- OBJECTIVE
Continue the passage on when obligations are recorded as liabilities, picking up right after its last sentence.

- PROVIDED TEXT
Liabilities are an obligation. When we say liabilities, it is an obligation arising from either a contract, law, or a promise to pay. Now, what are the requirements for an obligation to be recorded as a liability to our financial statement? We have three requirements for an obligation to be included in the financial statement. Remember that not all obligations or credit are recorded in our financials.
Requirement Guidelines
1.) Present obligation
it means we have an unconditional promise or an obligation to pay. For accounting purposes, the first reason why we have an obligation is the legal obligation. When we say legal obligation, these are the liabilities arising from contracts, laws, or statutory requirements. Statutory requirements are obligations that came from the government. For instance, an Accounts Payable. We all know that accounts payable doesn’t have any written contract. But let’s not forget that a contract can be verbal or written. In addition, when we say contracts it is not necessarily a written agreement, as long as there’s a meeting of the mind. And in this case, accounts payable is a verbal agreement or verbal contract. Another example is the tax payable, SSS, Philhealth, and Pag-ibig Payable. These are legal obligations or statutory requirements by the government. Moreover, a liability arising from laws.

- SUPPLIED MATERIAL
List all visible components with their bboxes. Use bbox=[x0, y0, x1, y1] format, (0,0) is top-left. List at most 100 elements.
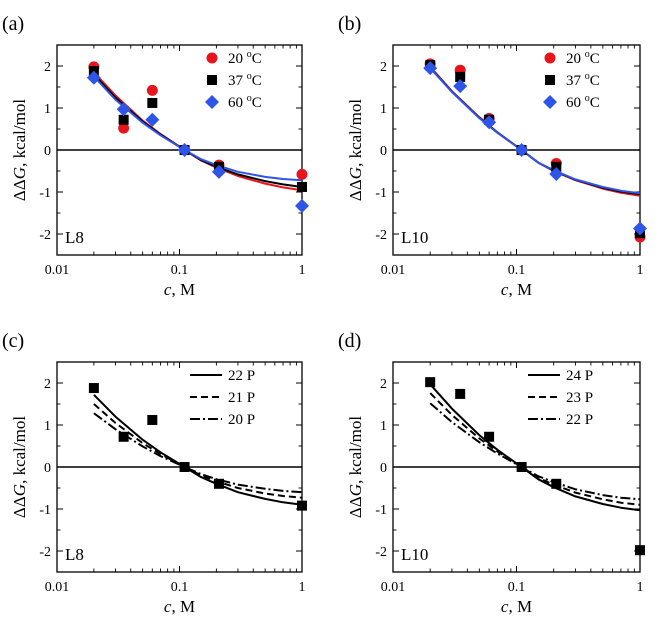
y-tick-label: 1 bbox=[380, 419, 387, 434]
y-axis-label: ΔΔG, kcal/mol bbox=[10, 99, 29, 201]
legend-label: 20 P bbox=[228, 412, 255, 428]
data-point bbox=[211, 164, 226, 179]
fit-curve bbox=[429, 67, 641, 195]
data-point bbox=[118, 431, 129, 442]
data-point bbox=[296, 168, 308, 180]
data-point bbox=[551, 478, 562, 489]
data-point bbox=[423, 61, 438, 76]
y-tick-label: -2 bbox=[375, 228, 387, 243]
fit-curve bbox=[429, 392, 641, 506]
data-point bbox=[116, 102, 131, 117]
inset-label: L8 bbox=[65, 228, 84, 247]
data-point bbox=[453, 79, 468, 94]
data-point bbox=[455, 388, 466, 399]
data-point bbox=[146, 84, 158, 96]
fit-curve bbox=[93, 75, 303, 182]
inset-label: L10 bbox=[401, 545, 428, 564]
y-tick-label: 1 bbox=[380, 102, 387, 117]
data-point bbox=[86, 70, 101, 85]
legend-label: 37 oC bbox=[566, 71, 600, 89]
x-tick-label: 0.01 bbox=[381, 263, 406, 278]
legend-label: 20 oC bbox=[228, 49, 262, 67]
data-point bbox=[147, 414, 158, 425]
data-point bbox=[297, 181, 307, 192]
y-tick-label: 0 bbox=[380, 144, 387, 159]
y-tick-label: -2 bbox=[39, 228, 51, 243]
chart-panel-3: 0.01 0.1 1 2 1 0 -1 -2 24 P 23 P 22 P L10 (d) c, M ΔΔG… bbox=[338, 330, 645, 616]
data-point bbox=[213, 478, 224, 489]
x-tick-label: 1 bbox=[637, 263, 644, 278]
y-tick-label: 0 bbox=[44, 144, 51, 159]
fit-curve bbox=[429, 402, 641, 501]
legend-label: 22 P bbox=[566, 412, 593, 428]
y-tick-label: 2 bbox=[44, 60, 51, 75]
data-point bbox=[551, 161, 562, 172]
y-tick-label: -2 bbox=[375, 545, 387, 560]
legend-label: 22 P bbox=[228, 368, 255, 384]
data-point bbox=[297, 500, 307, 511]
legend-marker bbox=[543, 95, 557, 109]
x-tick-label: 0.01 bbox=[45, 263, 70, 278]
data-point bbox=[177, 143, 192, 157]
y-tick-label: -1 bbox=[39, 503, 51, 518]
data-point bbox=[425, 377, 436, 388]
x-tick-label: 0.1 bbox=[171, 263, 189, 278]
y-tick-label: 1 bbox=[44, 419, 51, 434]
legend-label: 24 P bbox=[566, 368, 593, 384]
data-point bbox=[514, 143, 529, 157]
legend-label: 60 oC bbox=[566, 93, 600, 111]
y-tick-label: 2 bbox=[44, 377, 51, 392]
legend-marker bbox=[207, 75, 217, 85]
data-point bbox=[549, 166, 564, 181]
fit-curve bbox=[429, 383, 641, 512]
panel-label: (b) bbox=[338, 13, 361, 35]
data-point bbox=[635, 545, 645, 556]
data-point bbox=[633, 221, 647, 236]
x-tick-label: 0.1 bbox=[508, 580, 526, 595]
legend-label: 60 oC bbox=[228, 93, 262, 111]
inset-label: L10 bbox=[401, 228, 428, 247]
legend-marker bbox=[544, 52, 556, 64]
y-tick-label: 0 bbox=[380, 461, 387, 476]
x-tick-label: 0.1 bbox=[171, 580, 189, 595]
data-point bbox=[88, 383, 99, 394]
x-tick-label: 1 bbox=[637, 580, 644, 595]
x-axis-label: c, M bbox=[164, 597, 195, 616]
data-point bbox=[147, 97, 158, 108]
x-axis-label: c, M bbox=[164, 280, 195, 299]
x-axis-label: c, M bbox=[501, 597, 532, 616]
x-tick-label: 1 bbox=[299, 263, 306, 278]
data-point bbox=[118, 122, 130, 134]
y-axis-label: ΔΔG, kcal/mol bbox=[346, 416, 365, 518]
x-tick-label: 1 bbox=[299, 580, 306, 595]
y-tick-label: -1 bbox=[375, 503, 387, 518]
y-tick-label: -2 bbox=[39, 545, 51, 560]
inset-label: L8 bbox=[65, 545, 84, 564]
legend-label: 23 P bbox=[566, 390, 593, 406]
data-point bbox=[484, 431, 495, 442]
data-point bbox=[118, 114, 129, 125]
y-tick-label: 2 bbox=[380, 377, 387, 392]
data-point bbox=[482, 115, 497, 130]
y-tick-label: 2 bbox=[380, 60, 387, 75]
legend-marker bbox=[545, 75, 555, 85]
y-tick-label: -1 bbox=[39, 186, 51, 201]
y-tick-label: -1 bbox=[375, 186, 387, 201]
data-point bbox=[179, 462, 190, 472]
y-tick-label: 1 bbox=[44, 102, 51, 117]
chart-panel-1: 0.01 0.1 1 2 1 0 -1 -2 20 oC 37 oC 60 oC L10 (b) c, M… bbox=[338, 13, 647, 299]
data-point bbox=[455, 71, 466, 82]
fit-curve bbox=[93, 394, 303, 506]
data-point bbox=[516, 462, 527, 472]
data-point bbox=[295, 198, 309, 213]
chart-panel-2: 0.01 0.1 1 2 1 0 -1 -2 22 P 21 P 20 P L8 (c) c, M ΔΔG,… bbox=[2, 330, 307, 616]
legend-label: 20 oC bbox=[566, 49, 600, 67]
panel-label: (d) bbox=[338, 330, 361, 352]
legend-marker bbox=[205, 95, 219, 109]
panel-label: (a) bbox=[2, 13, 24, 35]
legend-marker bbox=[206, 52, 218, 64]
chart-panel-0: 0.01 0.1 1 2 1 0 -1 -2 20 oC 37 oC 60 oC L8 (a) c, M Δ… bbox=[2, 13, 309, 299]
y-axis-label: ΔΔG, kcal/mol bbox=[346, 99, 365, 201]
x-axis-label: c, M bbox=[501, 280, 532, 299]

- TASK RESPONSE
The second reason we have an obligation is the constructive obligation. The constructive obligation doesn’t come from a contract, laws, or statutory obligations. Moreover, the reason we have this constructive obligation is that we made a promise. And that promise to other individuals or entities creates a valid expectation. For instance, the company decided to give a bonus and they announce it to the staff meeting. They also added that it will be given together with the 13th month’s pay by the end of November. In this case, the announcement creates a promise and the employees have a valid expectation. As long as there’s promise and expectation. It is a liability.
2.) The obligation should come from the past transaction or past event
This guideline talks about past transactions or events. If there’s no obligating event or no reason why we incur an obligation, then there’s no liability. What does a past transaction mean? It is an event wherein we either gave or received an economic resource. For instance, a purchase of inventory. When the inventory is delivered then there’s the past economic event. Remember that a commitment does not create a liability. Because when we say commitment, it is merely an exchange of words, there’s no exchange of economic resources.
3. Settlement of economic resources
this is what we pay for the obligations. Normally economic resources that we pay are either cash or non-cash items like PPE or services.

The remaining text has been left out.